- **Exercise directions**
Look through the data below. Collect every line where the word "from" occurs.
★ ★ ★
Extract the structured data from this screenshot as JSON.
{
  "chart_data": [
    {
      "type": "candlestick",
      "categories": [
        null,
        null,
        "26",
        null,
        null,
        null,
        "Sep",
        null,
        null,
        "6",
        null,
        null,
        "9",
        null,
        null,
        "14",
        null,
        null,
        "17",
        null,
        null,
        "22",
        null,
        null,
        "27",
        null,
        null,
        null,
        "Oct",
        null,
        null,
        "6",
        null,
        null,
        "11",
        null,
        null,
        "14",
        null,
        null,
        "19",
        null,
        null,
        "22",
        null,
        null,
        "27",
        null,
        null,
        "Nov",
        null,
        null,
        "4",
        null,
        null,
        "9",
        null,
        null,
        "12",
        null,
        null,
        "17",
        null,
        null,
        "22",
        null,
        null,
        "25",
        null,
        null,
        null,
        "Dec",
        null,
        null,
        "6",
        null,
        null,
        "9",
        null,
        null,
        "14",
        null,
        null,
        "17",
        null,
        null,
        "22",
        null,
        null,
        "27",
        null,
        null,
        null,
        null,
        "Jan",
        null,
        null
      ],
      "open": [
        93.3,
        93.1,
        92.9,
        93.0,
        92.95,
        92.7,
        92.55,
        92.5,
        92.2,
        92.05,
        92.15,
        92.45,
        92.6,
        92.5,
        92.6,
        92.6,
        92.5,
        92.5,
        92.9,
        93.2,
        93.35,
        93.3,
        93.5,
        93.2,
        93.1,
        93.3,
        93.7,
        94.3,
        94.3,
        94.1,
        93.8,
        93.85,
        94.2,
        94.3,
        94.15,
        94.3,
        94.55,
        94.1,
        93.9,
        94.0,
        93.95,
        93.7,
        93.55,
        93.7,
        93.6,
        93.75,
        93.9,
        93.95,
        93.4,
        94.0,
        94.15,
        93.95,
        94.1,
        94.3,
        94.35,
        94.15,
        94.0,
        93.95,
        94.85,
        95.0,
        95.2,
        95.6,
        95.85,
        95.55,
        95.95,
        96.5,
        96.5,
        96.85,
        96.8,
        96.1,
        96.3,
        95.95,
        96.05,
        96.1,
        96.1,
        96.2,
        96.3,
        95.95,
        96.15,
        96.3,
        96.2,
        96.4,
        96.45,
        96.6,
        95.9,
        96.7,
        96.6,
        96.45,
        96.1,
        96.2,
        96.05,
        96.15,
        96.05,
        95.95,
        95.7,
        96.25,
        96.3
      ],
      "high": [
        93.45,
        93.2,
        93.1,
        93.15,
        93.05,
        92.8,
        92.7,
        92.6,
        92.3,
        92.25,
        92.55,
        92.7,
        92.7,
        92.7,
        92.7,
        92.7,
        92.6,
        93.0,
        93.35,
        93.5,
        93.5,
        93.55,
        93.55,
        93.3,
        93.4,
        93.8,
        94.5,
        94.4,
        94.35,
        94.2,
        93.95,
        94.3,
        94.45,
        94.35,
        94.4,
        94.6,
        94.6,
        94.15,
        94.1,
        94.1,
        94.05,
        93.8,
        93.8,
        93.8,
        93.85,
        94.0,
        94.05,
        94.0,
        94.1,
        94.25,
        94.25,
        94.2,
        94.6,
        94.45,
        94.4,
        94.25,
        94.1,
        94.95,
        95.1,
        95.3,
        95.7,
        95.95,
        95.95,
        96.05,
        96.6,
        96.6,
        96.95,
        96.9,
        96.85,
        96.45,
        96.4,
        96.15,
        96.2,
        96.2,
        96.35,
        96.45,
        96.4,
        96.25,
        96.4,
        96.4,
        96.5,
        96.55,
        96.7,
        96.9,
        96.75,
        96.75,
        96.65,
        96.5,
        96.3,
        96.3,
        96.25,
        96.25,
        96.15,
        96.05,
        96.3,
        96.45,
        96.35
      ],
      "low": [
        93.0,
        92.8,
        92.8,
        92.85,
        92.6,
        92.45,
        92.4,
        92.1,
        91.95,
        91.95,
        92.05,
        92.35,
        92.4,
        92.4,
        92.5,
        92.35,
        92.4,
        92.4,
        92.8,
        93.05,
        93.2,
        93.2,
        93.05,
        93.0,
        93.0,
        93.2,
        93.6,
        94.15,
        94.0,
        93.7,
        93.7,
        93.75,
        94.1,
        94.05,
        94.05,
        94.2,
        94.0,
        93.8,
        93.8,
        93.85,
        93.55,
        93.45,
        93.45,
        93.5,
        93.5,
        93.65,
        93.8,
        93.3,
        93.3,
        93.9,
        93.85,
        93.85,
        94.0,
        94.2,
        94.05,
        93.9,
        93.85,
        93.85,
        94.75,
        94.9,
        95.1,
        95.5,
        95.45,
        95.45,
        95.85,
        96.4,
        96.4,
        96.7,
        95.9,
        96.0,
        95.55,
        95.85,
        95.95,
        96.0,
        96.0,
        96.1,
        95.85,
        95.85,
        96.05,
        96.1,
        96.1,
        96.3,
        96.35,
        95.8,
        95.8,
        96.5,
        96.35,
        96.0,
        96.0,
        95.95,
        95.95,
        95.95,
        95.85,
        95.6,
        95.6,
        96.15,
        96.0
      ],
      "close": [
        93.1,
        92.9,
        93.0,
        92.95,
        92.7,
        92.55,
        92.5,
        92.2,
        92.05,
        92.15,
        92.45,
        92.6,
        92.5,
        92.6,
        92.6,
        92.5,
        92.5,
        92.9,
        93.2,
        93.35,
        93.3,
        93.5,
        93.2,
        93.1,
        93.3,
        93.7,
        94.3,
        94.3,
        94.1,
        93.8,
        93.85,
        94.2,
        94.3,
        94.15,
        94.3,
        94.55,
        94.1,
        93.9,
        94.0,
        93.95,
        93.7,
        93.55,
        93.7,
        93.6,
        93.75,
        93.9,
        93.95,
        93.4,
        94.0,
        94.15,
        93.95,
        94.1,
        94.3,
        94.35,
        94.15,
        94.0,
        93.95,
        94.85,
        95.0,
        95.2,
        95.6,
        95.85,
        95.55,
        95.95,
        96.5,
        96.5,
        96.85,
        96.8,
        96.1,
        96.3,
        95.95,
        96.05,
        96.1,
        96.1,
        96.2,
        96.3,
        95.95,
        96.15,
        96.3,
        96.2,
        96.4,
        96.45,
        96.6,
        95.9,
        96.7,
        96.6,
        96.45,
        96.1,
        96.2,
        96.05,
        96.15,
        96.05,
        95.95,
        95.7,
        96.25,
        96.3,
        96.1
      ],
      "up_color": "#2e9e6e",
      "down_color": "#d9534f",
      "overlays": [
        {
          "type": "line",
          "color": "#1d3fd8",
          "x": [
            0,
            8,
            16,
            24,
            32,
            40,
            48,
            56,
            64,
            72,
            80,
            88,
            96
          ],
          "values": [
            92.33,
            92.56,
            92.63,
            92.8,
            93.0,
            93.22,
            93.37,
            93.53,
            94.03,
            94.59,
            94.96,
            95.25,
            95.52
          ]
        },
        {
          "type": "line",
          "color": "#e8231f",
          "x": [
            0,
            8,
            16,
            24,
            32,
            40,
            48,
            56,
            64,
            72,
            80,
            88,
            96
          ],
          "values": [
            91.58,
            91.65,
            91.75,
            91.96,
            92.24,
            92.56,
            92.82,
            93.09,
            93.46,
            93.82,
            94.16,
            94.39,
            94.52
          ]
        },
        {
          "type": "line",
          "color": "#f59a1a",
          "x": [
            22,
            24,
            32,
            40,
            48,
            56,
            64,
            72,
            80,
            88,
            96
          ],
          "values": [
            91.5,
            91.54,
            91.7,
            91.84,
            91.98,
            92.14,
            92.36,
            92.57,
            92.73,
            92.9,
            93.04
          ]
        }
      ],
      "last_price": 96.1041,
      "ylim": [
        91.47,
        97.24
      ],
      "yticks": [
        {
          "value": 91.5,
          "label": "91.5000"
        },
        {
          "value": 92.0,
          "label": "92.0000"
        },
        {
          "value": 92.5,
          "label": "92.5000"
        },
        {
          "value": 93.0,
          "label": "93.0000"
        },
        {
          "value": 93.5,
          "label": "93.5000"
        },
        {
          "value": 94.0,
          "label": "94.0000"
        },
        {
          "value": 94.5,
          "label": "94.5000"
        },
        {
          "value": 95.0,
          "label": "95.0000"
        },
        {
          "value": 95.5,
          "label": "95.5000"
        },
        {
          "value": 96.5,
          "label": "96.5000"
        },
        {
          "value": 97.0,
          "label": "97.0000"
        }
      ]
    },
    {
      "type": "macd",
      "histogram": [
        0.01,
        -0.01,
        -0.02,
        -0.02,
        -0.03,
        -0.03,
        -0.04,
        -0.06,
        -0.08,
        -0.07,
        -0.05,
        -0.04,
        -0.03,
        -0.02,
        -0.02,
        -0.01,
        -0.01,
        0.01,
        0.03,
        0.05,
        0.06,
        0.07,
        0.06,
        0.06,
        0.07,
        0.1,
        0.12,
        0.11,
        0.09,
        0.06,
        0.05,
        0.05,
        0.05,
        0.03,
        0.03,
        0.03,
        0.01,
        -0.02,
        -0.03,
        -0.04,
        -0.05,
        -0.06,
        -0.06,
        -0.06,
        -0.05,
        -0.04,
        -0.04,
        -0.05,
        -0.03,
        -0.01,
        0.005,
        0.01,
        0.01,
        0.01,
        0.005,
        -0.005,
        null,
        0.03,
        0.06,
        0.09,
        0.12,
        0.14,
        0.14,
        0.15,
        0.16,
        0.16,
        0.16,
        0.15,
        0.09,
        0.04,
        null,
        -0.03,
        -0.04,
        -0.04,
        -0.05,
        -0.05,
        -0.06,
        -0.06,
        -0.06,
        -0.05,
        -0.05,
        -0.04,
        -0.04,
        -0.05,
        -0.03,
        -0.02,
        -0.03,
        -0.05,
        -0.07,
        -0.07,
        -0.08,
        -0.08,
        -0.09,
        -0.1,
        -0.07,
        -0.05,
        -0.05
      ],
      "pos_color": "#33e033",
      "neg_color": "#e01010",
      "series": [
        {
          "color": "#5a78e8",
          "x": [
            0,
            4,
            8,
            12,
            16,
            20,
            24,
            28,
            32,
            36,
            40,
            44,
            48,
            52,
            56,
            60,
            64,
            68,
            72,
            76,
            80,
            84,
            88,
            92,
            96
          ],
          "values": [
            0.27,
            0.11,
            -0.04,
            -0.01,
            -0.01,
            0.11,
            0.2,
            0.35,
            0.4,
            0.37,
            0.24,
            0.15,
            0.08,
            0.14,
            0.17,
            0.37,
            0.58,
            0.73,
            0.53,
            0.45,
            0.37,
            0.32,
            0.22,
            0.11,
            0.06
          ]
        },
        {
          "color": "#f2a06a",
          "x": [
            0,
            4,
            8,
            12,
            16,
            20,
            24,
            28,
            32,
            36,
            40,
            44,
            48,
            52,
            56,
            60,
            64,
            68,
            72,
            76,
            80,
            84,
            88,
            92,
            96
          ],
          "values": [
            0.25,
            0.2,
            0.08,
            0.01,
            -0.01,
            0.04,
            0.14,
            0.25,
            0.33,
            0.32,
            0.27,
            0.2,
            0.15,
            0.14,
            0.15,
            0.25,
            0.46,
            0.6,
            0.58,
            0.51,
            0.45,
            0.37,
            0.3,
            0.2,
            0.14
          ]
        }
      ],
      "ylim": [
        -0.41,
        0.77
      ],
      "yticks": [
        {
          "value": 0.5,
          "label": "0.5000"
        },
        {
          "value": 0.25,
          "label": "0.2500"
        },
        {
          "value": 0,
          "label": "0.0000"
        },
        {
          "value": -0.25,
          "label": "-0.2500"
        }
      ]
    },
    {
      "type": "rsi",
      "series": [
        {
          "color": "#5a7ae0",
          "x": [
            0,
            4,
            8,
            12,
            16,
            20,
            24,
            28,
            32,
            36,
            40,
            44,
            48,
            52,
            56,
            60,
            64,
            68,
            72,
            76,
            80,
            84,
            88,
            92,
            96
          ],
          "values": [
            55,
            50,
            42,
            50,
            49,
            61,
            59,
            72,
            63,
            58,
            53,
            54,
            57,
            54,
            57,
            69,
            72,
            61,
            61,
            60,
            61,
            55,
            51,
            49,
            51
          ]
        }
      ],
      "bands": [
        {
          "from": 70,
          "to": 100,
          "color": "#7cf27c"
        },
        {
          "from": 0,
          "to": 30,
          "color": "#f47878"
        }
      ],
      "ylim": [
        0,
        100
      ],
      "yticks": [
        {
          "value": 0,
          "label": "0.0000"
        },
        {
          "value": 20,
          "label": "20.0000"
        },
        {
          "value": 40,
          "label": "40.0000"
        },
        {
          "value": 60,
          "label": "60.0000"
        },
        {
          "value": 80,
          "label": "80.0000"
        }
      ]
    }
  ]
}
★ ★ ★
- **Written reply**
Extract the structured data from this screenshot as JSON.
          "from": 70,
          "from": 0,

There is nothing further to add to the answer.